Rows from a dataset
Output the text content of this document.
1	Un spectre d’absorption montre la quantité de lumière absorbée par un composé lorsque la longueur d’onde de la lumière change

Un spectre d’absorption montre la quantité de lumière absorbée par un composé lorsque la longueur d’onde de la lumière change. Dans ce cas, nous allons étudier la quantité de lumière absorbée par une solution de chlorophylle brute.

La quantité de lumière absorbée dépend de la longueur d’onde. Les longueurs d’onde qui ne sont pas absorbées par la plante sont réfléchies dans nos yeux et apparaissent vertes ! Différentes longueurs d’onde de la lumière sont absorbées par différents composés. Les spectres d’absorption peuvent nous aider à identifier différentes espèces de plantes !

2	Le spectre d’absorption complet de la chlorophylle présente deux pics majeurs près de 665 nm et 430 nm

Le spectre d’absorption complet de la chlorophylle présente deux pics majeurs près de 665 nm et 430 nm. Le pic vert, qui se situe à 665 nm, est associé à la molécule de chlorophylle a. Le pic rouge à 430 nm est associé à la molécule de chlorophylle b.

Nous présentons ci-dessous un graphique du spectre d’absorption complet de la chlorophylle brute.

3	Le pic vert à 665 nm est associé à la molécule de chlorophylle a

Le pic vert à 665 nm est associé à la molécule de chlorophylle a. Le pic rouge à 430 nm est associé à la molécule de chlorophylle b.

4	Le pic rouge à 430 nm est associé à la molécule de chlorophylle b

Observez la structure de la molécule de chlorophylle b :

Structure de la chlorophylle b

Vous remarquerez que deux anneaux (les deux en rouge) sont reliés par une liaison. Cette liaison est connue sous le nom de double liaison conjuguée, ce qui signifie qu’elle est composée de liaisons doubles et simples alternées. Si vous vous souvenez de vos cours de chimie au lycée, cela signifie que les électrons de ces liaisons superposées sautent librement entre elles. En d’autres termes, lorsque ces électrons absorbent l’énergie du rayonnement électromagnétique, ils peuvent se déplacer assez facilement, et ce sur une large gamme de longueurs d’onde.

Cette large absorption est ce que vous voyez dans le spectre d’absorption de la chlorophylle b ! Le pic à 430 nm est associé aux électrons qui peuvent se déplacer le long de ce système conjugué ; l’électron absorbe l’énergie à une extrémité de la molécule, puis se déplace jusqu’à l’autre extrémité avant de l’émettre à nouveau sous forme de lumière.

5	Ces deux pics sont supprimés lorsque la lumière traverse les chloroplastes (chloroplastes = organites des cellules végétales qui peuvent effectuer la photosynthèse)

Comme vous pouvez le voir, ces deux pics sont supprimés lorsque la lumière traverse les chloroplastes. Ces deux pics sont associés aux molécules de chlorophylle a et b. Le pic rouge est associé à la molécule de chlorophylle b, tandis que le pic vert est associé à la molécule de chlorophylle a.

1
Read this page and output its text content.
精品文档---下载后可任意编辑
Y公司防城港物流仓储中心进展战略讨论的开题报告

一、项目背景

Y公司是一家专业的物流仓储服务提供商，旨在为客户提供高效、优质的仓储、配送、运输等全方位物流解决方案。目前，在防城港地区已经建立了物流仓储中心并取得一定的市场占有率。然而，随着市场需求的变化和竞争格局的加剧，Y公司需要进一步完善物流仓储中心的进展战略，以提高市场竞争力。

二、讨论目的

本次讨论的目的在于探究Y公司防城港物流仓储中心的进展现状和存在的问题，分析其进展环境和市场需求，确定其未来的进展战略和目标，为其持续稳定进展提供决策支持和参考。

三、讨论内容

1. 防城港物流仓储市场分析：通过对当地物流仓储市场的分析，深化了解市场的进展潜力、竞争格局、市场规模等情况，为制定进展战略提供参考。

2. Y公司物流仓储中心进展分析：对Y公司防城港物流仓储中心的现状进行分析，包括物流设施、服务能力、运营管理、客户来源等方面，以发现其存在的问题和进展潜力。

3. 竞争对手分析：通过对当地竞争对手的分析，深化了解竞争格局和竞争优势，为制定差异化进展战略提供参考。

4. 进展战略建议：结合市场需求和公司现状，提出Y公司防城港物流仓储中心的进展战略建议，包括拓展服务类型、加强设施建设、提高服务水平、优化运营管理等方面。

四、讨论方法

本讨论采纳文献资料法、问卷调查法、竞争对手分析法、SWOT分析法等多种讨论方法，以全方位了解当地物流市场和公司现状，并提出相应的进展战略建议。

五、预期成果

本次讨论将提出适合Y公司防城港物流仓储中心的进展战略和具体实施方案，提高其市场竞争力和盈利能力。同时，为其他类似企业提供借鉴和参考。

- [Problem description]:
Which lines contain the word "this"? Copy each one.

- [Response]:
Output the text content of this document.
Read this page and output its text content.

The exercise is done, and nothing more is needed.